● **Records for this task**
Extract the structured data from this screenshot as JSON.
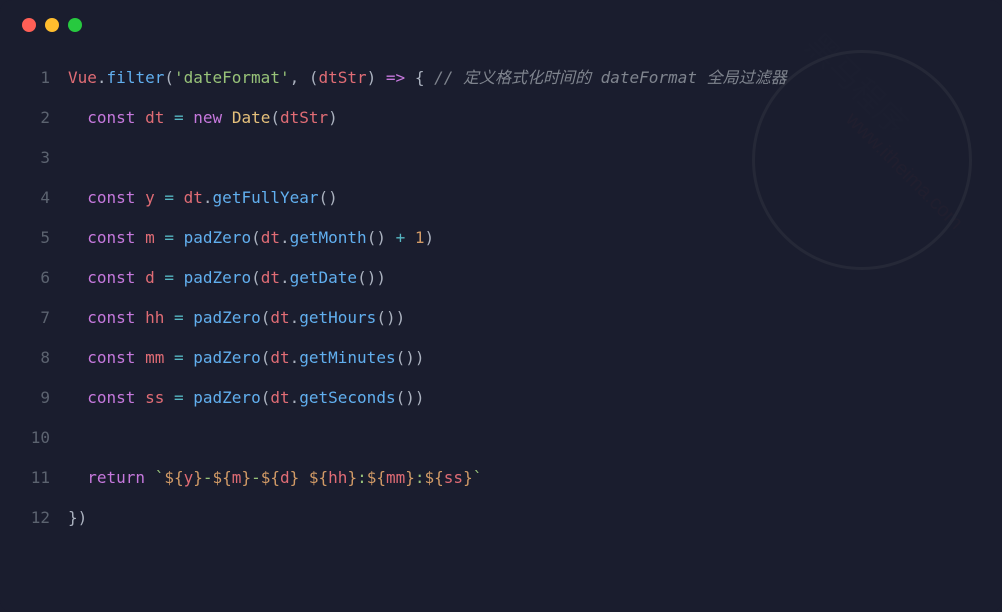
{
  "lines": [
    {
      "num": "1",
      "indent": "",
      "tokens": [
        {
          "c": "tok-red",
          "t": "Vue"
        },
        {
          "c": "tok-white",
          "t": "."
        },
        {
          "c": "tok-blue",
          "t": "filter"
        },
        {
          "c": "tok-white",
          "t": "("
        },
        {
          "c": "tok-green",
          "t": "'dateFormat'"
        },
        {
          "c": "tok-white",
          "t": ", ("
        },
        {
          "c": "tok-red",
          "t": "dtStr"
        },
        {
          "c": "tok-white",
          "t": ") "
        },
        {
          "c": "tok-purple",
          "t": "=>"
        },
        {
          "c": "tok-white",
          "t": " { "
        },
        {
          "c": "tok-comment",
          "t": "// 定义格式化时间的 dateFormat 全局过滤器"
        }
      ]
    },
    {
      "num": "2",
      "indent": "  ",
      "tokens": [
        {
          "c": "tok-purple",
          "t": "const"
        },
        {
          "c": "tok-white",
          "t": " "
        },
        {
          "c": "tok-red",
          "t": "dt"
        },
        {
          "c": "tok-white",
          "t": " "
        },
        {
          "c": "tok-cyan",
          "t": "="
        },
        {
          "c": "tok-white",
          "t": " "
        },
        {
          "c": "tok-purple",
          "t": "new"
        },
        {
          "c": "tok-white",
          "t": " "
        },
        {
          "c": "tok-yellow",
          "t": "Date"
        },
        {
          "c": "tok-white",
          "t": "("
        },
        {
          "c": "tok-red",
          "t": "dtStr"
        },
        {
          "c": "tok-white",
          "t": ")"
        }
      ]
    },
    {
      "num": "3",
      "indent": "",
      "tokens": []
    },
    {
      "num": "4",
      "indent": "  ",
      "tokens": [
        {
          "c": "tok-purple",
          "t": "const"
        },
        {
          "c": "tok-white",
          "t": " "
        },
        {
          "c": "tok-red",
          "t": "y"
        },
        {
          "c": "tok-white",
          "t": " "
        },
        {
          "c": "tok-cyan",
          "t": "="
        },
        {
          "c": "tok-white",
          "t": " "
        },
        {
          "c": "tok-red",
          "t": "dt"
        },
        {
          "c": "tok-white",
          "t": "."
        },
        {
          "c": "tok-blue",
          "t": "getFullYear"
        },
        {
          "c": "tok-white",
          "t": "()"
        }
      ]
    },
    {
      "num": "5",
      "indent": "  ",
      "tokens": [
        {
          "c": "tok-purple",
          "t": "const"
        },
        {
          "c": "tok-white",
          "t": " "
        },
        {
          "c": "tok-red",
          "t": "m"
        },
        {
          "c": "tok-white",
          "t": " "
        },
        {
          "c": "tok-cyan",
          "t": "="
        },
        {
          "c": "tok-white",
          "t": " "
        },
        {
          "c": "tok-blue",
          "t": "padZero"
        },
        {
          "c": "tok-white",
          "t": "("
        },
        {
          "c": "tok-red",
          "t": "dt"
        },
        {
          "c": "tok-white",
          "t": "."
        },
        {
          "c": "tok-blue",
          "t": "getMonth"
        },
        {
          "c": "tok-white",
          "t": "() "
        },
        {
          "c": "tok-cyan",
          "t": "+"
        },
        {
          "c": "tok-white",
          "t": " "
        },
        {
          "c": "tok-orange",
          "t": "1"
        },
        {
          "c": "tok-white",
          "t": ")"
        }
      ]
    },
    {
      "num": "6",
      "indent": "  ",
      "tokens": [
        {
          "c": "tok-purple",
          "t": "const"
        },
        {
          "c": "tok-white",
          "t": " "
        },
        {
          "c": "tok-red",
          "t": "d"
        },
        {
          "c": "tok-white",
          "t": " "
        },
        {
          "c": "tok-cyan",
          "t": "="
        },
        {
          "c": "tok-white",
          "t": " "
        },
        {
          "c": "tok-blue",
          "t": "padZero"
        },
        {
          "c": "tok-white",
          "t": "("
        },
        {
          "c": "tok-red",
          "t": "dt"
        },
        {
          "c": "tok-white",
          "t": "."
        },
        {
          "c": "tok-blue",
          "t": "getDate"
        },
        {
          "c": "tok-white",
          "t": "())"
        }
      ]
    },
    {
      "num": "7",
      "indent": "  ",
      "tokens": [
        {
          "c": "tok-purple",
          "t": "const"
        },
        {
          "c": "tok-white",
          "t": " "
        },
        {
          "c": "tok-red",
          "t": "hh"
        },
        {
          "c": "tok-white",
          "t": " "
        },
        {
          "c": "tok-cyan",
          "t": "="
        },
        {
          "c": "tok-white",
          "t": " "
        },
        {
          "c": "tok-blue",
          "t": "padZero"
        },
        {
          "c": "tok-white",
          "t": "("
        },
        {
          "c": "tok-red",
          "t": "dt"
        },
        {
          "c": "tok-white",
          "t": "."
        },
        {
          "c": "tok-blue",
          "t": "getHours"
        },
        {
          "c": "tok-white",
          "t": "())"
        }
      ]
    },
    {
      "num": "8",
      "indent": "  ",
      "tokens": [
        {
          "c": "tok-purple",
          "t": "const"
        },
        {
          "c": "tok-white",
          "t": " "
        },
        {
          "c": "tok-red",
          "t": "mm"
        },
        {
          "c": "tok-white",
          "t": " "
        },
        {
          "c": "tok-cyan",
          "t": "="
        },
        {
          "c": "tok-white",
          "t": " "
        },
        {
          "c": "tok-blue",
          "t": "padZero"
        },
        {
          "c": "tok-white",
          "t": "("
        },
        {
          "c": "tok-red",
          "t": "dt"
        },
        {
          "c": "tok-white",
          "t": "."
        },
        {
          "c": "tok-blue",
          "t": "getMinutes"
        },
        {
          "c": "tok-white",
          "t": "())"
        }
      ]
    },
    {
      "num": "9",
      "indent": "  ",
      "tokens": [
        {
          "c": "tok-purple",
          "t": "const"
        },
        {
          "c": "tok-white",
          "t": " "
        },
        {
          "c": "tok-red",
          "t": "ss"
        },
        {
          "c": "tok-white",
          "t": " "
        },
        {
          "c": "tok-cyan",
          "t": "="
        },
        {
          "c": "tok-white",
          "t": " "
        },
        {
          "c": "tok-blue",
          "t": "padZero"
        },
        {
          "c": "tok-white",
          "t": "("
        },
        {
          "c": "tok-red",
          "t": "dt"
        },
        {
          "c": "tok-white",
          "t": "."
        },
        {
          "c": "tok-blue",
          "t": "getSeconds"
        },
        {
          "c": "tok-white",
          "t": "())"
        }
      ]
    },
    {
      "num": "10",
      "indent": "",
      "tokens": []
    },
    {
      "num": "11",
      "indent": "  ",
      "tokens": [
        {
          "c": "tok-purple",
          "t": "return"
        },
        {
          "c": "tok-white",
          "t": " "
        },
        {
          "c": "tok-green",
          "t": "`"
        },
        {
          "c": "tok-orange",
          "t": "${"
        },
        {
          "c": "tok-red",
          "t": "y"
        },
        {
          "c": "tok-orange",
          "t": "}"
        },
        {
          "c": "tok-green",
          "t": "-"
        },
        {
          "c": "tok-orange",
          "t": "${"
        },
        {
          "c": "tok-red",
          "t": "m"
        },
        {
          "c": "tok-orange",
          "t": "}"
        },
        {
          "c": "tok-green",
          "t": "-"
        },
        {
          "c": "tok-orange",
          "t": "${"
        },
        {
          "c": "tok-red",
          "t": "d"
        },
        {
          "c": "tok-orange",
          "t": "}"
        },
        {
          "c": "tok-green",
          "t": " "
        },
        {
          "c": "tok-orange",
          "t": "${"
        },
        {
          "c": "tok-red",
          "t": "hh"
        },
        {
          "c": "tok-orange",
          "t": "}"
        },
        {
          "c": "tok-green",
          "t": ":"
        },
        {
          "c": "tok-orange",
          "t": "${"
        },
        {
          "c": "tok-red",
          "t": "mm"
        },
        {
          "c": "tok-orange",
          "t": "}"
        },
        {
          "c": "tok-green",
          "t": ":"
        },
        {
          "c": "tok-orange",
          "t": "${"
        },
        {
          "c": "tok-red",
          "t": "ss"
        },
        {
          "c": "tok-orange",
          "t": "}"
        },
        {
          "c": "tok-green",
          "t": "`"
        }
      ]
    },
    {
      "num": "12",
      "indent": "",
      "tokens": [
        {
          "c": "tok-white",
          "t": "})"
        }
      ]
    }
  ],
  "watermark": {
    "cn": "黑马程序",
    "url": "www.itheima.com"
  }
}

● **What the task requires**
Copy every line above in which the string "dateFormat" shows up.

● **Exercise response**
          "t": "'dateFormat'"
          "t": "// 定义格式化时间的 dateFormat 全局过滤器"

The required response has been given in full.